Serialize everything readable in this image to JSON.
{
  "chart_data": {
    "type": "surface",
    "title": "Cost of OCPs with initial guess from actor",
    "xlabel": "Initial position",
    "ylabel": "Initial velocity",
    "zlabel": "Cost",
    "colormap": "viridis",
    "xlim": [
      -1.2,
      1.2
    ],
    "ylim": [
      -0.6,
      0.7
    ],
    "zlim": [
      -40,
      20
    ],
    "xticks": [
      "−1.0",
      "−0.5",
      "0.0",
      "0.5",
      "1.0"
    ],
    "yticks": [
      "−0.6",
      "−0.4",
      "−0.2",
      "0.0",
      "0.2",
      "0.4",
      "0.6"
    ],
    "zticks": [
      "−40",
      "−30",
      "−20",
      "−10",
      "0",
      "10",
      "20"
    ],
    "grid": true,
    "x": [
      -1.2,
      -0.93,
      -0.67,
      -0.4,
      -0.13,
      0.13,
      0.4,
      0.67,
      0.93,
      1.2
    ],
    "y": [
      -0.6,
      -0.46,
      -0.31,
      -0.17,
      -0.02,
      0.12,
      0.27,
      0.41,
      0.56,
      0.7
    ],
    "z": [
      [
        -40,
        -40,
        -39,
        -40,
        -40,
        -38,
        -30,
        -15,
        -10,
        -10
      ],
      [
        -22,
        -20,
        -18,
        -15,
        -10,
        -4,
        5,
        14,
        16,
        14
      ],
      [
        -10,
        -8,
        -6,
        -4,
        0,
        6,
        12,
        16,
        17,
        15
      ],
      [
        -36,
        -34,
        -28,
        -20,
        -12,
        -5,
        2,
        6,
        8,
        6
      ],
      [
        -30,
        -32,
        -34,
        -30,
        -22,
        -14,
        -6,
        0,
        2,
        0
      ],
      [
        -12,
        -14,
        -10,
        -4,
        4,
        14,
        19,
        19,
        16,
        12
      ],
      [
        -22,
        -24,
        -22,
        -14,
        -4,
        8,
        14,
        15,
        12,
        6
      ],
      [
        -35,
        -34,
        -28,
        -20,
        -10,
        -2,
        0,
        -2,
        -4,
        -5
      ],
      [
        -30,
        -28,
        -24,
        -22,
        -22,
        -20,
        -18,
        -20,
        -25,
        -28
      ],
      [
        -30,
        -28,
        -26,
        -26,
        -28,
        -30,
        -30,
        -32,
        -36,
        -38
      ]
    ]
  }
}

—————

> [Work to do]: Return a copy of every line that includes the word "Cost".

> [Problem solution]:
    "title": "Cost of OCPs with initial guess from actor",
    "zlabel": "Cost",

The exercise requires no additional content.